Copy everything in the handstand shoulder-opening text below from "When you hold" down to "someones shoulder mobility.", word for word.

─── Text section

Natalie reacting on someones thight shoulder question on
https://forum.nataliereckert.com/viewtopic.php?f=4&t=161
I recommend fold your chin to your chest in the endurance holds, it should feel like your are almost touching your chin with your chest. These would be handstand holds with your back to the wall or facing the wall wichever way works best.
Focus on elevating the shoulders as much as possible and think of pushing the arms slightly back to open more (this is not the same as leaning to the front with your chest! which you should not do) It is a shoulder elevation plus pushing the arms behind you. Try it standing first.
Try to pull the shoulder blades together on your back, this will create a slight outward rotation in the arms. The outward rotation helps you to open the shoulders further.
When you hold the handstand, make sure your elbows stay straight. Pull the floor apart with your hands, this can help create stability together with the shoulder push.
If none of that works well, I recommend doing handstands in a diagonal line towards the wall, helping your to work into the shoulder opening:
Shoulder openers
Another reaction on the same topic
Opening the shoulders in the handstand is a two way process.
One is developing a good shoulder opening standing up and arms raised above the head. It is usually the first analiytical tool to determine someones shoulder mobility.
When mobility is restricted, the first landmark is to work on what you describe: the scapular mobility, the active strength to pull the shoulderblades down your back and slightly in towards the spine (and also to work on the passive flexibility in the muscles accross the front body).
The second step is to achieve a good shoulder opening in a handstand.
In the handstand itself you need to elevate the shoulders (push them up to your ears).
Pushing the shoulders up (you can also think of it as pushing the palms of your hands into the floor and slightly backwards) is the best contribution to your shoulder opening you can do in the actual handstand.
If your shoulders are super tight, you can fold your chin onto your chest and that will help too.
All non-handstand exercises that are aimed at opening the shoulders by pulling the shoulder blades down and back are aimed at preparing you to have the best starting position possible for your handstand.
So in an ideal world as soon as you raise the arms above your head to do the kick up your shoulders would be fully open, with the shoulder blades pulled down, and as your hands touch the ground you then elevate your shoulders to achieve both stability and length in the shoulderline.
As you have noticed well, shoulder opening and the ribs are not best friends One wants to make the other compensate for it's shortcomings....Raising the arms above the head will make your ribs want to stick out - Pushing your ribs back in will close your shoulders. If that is the case, work more on shoulder flexibility, especially along the sides of the shoulders and the rotator cuff muscles. With good upper body mobility your shoulders can be fully open, while the ribs stay relatively flat.

──────
─── Rows

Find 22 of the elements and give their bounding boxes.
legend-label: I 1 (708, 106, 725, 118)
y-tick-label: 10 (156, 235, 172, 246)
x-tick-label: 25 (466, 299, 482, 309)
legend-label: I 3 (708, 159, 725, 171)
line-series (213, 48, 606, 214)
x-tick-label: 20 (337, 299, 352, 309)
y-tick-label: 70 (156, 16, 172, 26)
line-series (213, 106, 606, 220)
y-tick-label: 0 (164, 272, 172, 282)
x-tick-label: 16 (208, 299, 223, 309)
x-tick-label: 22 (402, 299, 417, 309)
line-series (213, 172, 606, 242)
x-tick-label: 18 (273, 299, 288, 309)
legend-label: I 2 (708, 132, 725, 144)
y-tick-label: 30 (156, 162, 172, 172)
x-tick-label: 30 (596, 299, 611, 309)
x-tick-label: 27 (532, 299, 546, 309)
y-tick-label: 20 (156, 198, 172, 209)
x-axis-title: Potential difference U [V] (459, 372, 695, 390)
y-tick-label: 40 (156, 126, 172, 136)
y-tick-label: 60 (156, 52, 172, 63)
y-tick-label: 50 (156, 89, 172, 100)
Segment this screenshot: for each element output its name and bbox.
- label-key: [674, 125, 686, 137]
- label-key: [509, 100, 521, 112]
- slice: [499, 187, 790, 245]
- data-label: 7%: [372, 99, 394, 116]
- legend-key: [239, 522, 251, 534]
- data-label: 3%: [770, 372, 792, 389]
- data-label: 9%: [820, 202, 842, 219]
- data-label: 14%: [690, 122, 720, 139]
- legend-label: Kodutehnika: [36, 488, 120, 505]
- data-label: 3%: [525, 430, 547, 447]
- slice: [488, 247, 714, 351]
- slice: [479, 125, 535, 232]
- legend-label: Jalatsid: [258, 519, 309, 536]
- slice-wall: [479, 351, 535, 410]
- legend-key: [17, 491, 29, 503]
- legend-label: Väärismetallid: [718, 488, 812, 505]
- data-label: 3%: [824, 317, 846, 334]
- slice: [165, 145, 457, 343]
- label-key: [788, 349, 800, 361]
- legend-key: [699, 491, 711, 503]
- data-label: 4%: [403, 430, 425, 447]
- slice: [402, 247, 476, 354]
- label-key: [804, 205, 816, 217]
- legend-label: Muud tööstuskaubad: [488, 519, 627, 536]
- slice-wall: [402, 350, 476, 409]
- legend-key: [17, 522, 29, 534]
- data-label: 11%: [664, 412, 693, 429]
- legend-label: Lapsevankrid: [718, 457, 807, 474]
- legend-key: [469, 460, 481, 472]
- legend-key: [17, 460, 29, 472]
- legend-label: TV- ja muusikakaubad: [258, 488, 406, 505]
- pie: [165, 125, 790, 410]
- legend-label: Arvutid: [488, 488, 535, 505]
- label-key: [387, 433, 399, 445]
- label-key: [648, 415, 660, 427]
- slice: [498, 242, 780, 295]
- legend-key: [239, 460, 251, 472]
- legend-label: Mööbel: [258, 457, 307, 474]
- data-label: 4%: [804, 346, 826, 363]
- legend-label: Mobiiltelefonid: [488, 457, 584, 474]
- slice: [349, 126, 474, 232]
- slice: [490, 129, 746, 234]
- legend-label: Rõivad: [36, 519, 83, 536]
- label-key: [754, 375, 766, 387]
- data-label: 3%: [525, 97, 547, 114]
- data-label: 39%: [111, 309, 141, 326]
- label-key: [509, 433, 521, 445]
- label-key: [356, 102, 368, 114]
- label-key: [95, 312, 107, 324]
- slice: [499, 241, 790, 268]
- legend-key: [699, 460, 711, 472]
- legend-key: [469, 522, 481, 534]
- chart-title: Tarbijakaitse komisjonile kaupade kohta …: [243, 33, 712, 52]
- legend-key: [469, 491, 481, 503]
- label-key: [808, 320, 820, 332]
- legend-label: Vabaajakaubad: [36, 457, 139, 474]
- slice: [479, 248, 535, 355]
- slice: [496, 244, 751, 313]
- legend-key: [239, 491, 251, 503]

──────

**Full solution**
When you hold the handstand, make sure your elbows stay straight. Pull the floor apart with your hands, this can help create stability together with the shoulder push.
If none of that works well, I recommend doing handstands in a diagonal line towards the wall, helping your to work into the shoulder opening:
Shoulder openers
Another reaction on the same topic
Opening the shoulders in the handstand is a two way process.
One is developing a good shoulder opening standing up and arms raised above the head. It is usually the first analiytical tool to determine someones shoulder mobility.